WHAT YOU ARE ASKED TO DO: Using the entries that follow, state how many lines contain the word "Temperature". The response is that number and nothing more.

RECORDS FOR PROCESSING:
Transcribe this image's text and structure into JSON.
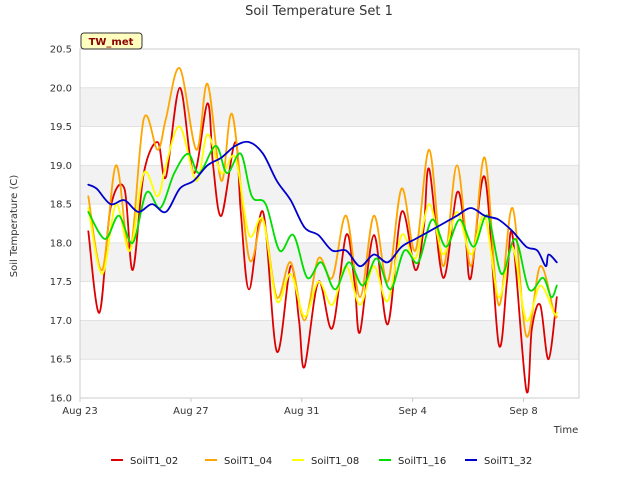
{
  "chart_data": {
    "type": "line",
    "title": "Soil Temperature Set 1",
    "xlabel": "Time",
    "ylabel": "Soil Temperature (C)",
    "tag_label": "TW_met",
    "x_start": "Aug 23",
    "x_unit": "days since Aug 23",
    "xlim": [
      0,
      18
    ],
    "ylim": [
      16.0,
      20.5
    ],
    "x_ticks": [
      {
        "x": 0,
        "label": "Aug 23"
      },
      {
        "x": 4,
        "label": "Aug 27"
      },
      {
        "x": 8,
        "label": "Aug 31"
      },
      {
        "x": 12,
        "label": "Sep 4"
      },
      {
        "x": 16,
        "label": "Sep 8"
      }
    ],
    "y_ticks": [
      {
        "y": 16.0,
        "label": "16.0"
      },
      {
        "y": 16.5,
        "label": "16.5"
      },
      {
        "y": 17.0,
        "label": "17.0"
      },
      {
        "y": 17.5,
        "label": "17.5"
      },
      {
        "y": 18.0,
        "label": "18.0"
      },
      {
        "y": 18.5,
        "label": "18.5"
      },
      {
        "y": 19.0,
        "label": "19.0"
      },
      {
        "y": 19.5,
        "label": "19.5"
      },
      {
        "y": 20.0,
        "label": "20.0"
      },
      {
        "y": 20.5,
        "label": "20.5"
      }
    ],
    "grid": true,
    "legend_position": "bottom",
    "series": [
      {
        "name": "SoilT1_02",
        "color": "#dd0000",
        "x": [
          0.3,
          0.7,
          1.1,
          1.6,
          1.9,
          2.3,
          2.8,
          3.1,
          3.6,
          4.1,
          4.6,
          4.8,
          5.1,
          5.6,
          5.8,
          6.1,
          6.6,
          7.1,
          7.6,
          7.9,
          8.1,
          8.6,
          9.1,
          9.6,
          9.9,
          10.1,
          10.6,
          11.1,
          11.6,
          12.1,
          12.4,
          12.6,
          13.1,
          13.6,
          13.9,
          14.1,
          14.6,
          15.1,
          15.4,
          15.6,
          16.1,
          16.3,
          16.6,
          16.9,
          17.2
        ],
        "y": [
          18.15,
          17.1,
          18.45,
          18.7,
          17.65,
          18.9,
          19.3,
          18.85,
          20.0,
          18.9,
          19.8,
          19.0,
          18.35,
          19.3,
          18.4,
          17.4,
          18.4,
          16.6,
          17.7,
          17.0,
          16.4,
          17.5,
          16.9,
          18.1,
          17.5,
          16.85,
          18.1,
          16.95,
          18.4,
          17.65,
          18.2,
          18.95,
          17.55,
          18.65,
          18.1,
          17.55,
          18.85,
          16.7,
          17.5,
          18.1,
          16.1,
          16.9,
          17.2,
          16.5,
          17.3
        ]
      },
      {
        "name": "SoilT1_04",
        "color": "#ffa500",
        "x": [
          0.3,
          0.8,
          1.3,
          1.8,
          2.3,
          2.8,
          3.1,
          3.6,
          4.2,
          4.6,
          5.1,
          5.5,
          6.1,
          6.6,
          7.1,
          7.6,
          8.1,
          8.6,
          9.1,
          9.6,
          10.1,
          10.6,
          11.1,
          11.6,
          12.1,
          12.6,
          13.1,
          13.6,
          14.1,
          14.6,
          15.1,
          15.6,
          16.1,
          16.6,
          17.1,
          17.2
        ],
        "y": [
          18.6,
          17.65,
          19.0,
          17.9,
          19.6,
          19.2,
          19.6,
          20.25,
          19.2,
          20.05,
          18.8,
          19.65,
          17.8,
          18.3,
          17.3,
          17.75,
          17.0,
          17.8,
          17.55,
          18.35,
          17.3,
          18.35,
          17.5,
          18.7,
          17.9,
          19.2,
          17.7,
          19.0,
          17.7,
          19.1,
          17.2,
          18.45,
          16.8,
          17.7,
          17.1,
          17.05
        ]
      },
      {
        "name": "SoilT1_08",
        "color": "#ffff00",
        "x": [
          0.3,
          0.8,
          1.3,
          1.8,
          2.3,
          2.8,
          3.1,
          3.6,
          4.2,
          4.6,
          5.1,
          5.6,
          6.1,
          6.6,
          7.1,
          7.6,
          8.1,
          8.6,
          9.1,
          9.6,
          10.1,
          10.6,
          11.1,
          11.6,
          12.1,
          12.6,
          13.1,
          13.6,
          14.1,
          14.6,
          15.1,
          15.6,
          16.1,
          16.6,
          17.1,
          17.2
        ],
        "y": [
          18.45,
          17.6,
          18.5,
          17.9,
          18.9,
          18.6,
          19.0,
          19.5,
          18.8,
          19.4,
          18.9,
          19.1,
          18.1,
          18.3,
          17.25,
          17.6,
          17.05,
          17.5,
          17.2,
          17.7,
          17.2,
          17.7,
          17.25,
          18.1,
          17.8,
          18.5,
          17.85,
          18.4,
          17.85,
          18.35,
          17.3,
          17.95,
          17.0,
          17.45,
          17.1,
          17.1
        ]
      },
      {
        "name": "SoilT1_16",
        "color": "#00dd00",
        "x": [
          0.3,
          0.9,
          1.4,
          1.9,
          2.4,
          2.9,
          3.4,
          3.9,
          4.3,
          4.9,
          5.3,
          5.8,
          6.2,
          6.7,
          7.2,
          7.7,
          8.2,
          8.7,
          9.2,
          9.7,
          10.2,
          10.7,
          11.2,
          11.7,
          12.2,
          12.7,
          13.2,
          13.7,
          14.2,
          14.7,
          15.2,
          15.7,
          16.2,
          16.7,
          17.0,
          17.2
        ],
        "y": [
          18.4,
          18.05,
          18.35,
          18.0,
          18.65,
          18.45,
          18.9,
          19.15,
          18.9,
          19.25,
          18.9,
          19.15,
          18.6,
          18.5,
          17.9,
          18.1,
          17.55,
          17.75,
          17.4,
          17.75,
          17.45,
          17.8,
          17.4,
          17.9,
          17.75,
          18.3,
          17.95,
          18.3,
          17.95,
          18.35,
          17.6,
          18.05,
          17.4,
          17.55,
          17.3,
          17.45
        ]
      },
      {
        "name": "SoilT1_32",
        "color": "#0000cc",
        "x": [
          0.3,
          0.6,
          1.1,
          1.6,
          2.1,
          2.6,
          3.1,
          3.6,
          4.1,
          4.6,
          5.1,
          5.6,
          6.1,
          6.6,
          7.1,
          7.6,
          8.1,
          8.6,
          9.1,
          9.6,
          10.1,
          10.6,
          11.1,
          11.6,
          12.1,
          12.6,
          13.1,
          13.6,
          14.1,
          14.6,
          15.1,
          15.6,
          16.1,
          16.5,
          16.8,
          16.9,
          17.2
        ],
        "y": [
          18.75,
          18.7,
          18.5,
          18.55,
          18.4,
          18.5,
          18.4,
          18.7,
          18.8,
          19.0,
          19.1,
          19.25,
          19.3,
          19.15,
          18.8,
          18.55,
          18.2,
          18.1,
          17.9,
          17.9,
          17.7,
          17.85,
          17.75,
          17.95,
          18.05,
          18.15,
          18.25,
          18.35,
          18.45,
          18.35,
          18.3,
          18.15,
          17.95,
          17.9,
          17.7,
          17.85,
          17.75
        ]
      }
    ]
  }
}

SOLUTION FOR THIS EXERCISE: 2